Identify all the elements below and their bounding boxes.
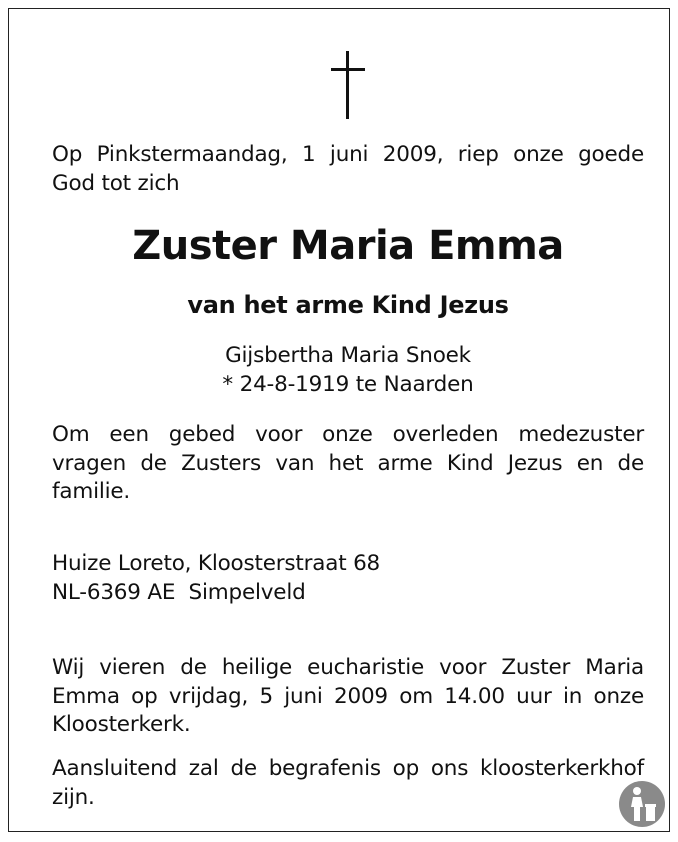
birth-name: Gijsbertha Maria Snoek <box>225 343 471 368</box>
burial-details <box>52 755 644 812</box>
burial-line-2: zijn. <box>52 784 95 810</box>
religious-order: van het arme Kind Jezus <box>187 291 509 319</box>
service-line-2: Emma op vrijdag, 5 juni 2009 om 14.00 uur in onze <box>52 683 644 709</box>
address-block <box>52 550 644 607</box>
address-line-2: NL-6369 AE Simpelveld <box>52 579 306 605</box>
address-line-1: Huize Loreto, Kloosterstraat 68 <box>52 551 381 576</box>
service-line-1: Wij vieren de heilige eucharistie voor Zuster Maria <box>52 655 644 680</box>
deceased-name: Zuster Maria Emma <box>132 223 564 269</box>
birth-date-place: * 24-8-1919 te Naarden <box>222 371 474 397</box>
memorial-logo-icon <box>618 780 666 828</box>
request-line-1: Om een gebed voor onze overleden medezuster <box>52 422 644 447</box>
intro-line-2: God tot zich <box>52 170 180 196</box>
request-line-3: familie. <box>52 479 131 504</box>
birth-details <box>52 342 644 399</box>
intro-line-1: Op Pinkstermaandag, 1 juni 2009, riep onze goede <box>52 142 644 167</box>
intro-text <box>52 141 644 198</box>
burial-line-1: Aansluitend zal de begrafenis op ons kloosterkerkhof <box>52 756 644 781</box>
death-notice <box>8 8 670 832</box>
service-details <box>52 654 644 740</box>
request-line-2: vragen de Zusters van het arme Kind Jezus en de <box>52 450 644 476</box>
cross-icon <box>331 51 365 119</box>
prayer-request <box>52 421 644 507</box>
service-line-3: Kloosterkerk. <box>52 712 191 737</box>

• [EXERCISE PROMPT] Present the material above as a Markdown table with two columns, Number and Content, giving each line its own numbered row. Skip blank lines and leave the picture out.

• [ANSWER TO THE PROBLEM]
| Number | Content |
|---|---|
| 1 | Identify all the elements below and their bounding boxes. |
| 2 | birth-name: Gijsbertha Maria Snoek <box>225 343 471 368</box> |
| 3 | burial-details <box>52 755 644 812</box> |
| 4 | burial-line-2: zijn. <box>52 784 95 810</box> |
| 5 | religious-order: van het arme Kind Jezus <box>187 291 509 319</box> |
| 6 | service-line-2: Emma op vrijdag, 5 juni 2009 om 14.00 uur in onze <box>52 683 644 709</box> |
| 7 | address-block <box>52 550 644 607</box> |
| 8 | address-line-2: NL-6369 AE Simpelveld <box>52 579 306 605</box> |
| 9 | address-line-1: Huize Loreto, Kloosterstraat 68 <box>52 551 381 576</box> |
| 10 | service-line-1: Wij vieren de heilige eucharistie voor Zuster Maria <box>52 655 644 680</box> |
| 11 | deceased-name: Zuster Maria Emma <box>132 223 564 269</box> |
| 12 | birth-date-place: * 24-8-1919 te Naarden <box>222 371 474 397</box> |
| 13 | memorial-logo-icon <box>618 780 666 828</box> |
| 14 | request-line-1: Om een gebed voor onze overleden medezuster <box>52 422 644 447</box> |
| 15 | intro-line-2: God tot zich <box>52 170 180 196</box> |
| 16 | request-line-3: familie. <box>52 479 131 504</box> |
| 17 | birth-details <box>52 342 644 399</box> |
| 18 | intro-line-1: Op Pinkstermaandag, 1 juni 2009, riep onze goede <box>52 142 644 167</box> |
| 19 | intro-text <box>52 141 644 198</box> |
| 20 | burial-line-1: Aansluitend zal de begrafenis op ons kloosterkerkhof <box>52 756 644 781</box> |
| 21 | death-notice <box>8 8 670 832</box> |
| 22 | service-details <box>52 654 644 740</box> |
| 23 | request-line-2: vragen de Zusters van het arme Kind Jezus en de <box>52 450 644 476</box> |
| 24 | cross-icon <box>331 51 365 119</box> |
| 25 | prayer-request <box>52 421 644 507</box> |
| 26 | service-line-3: Kloosterkerk. <box>52 712 191 737</box> |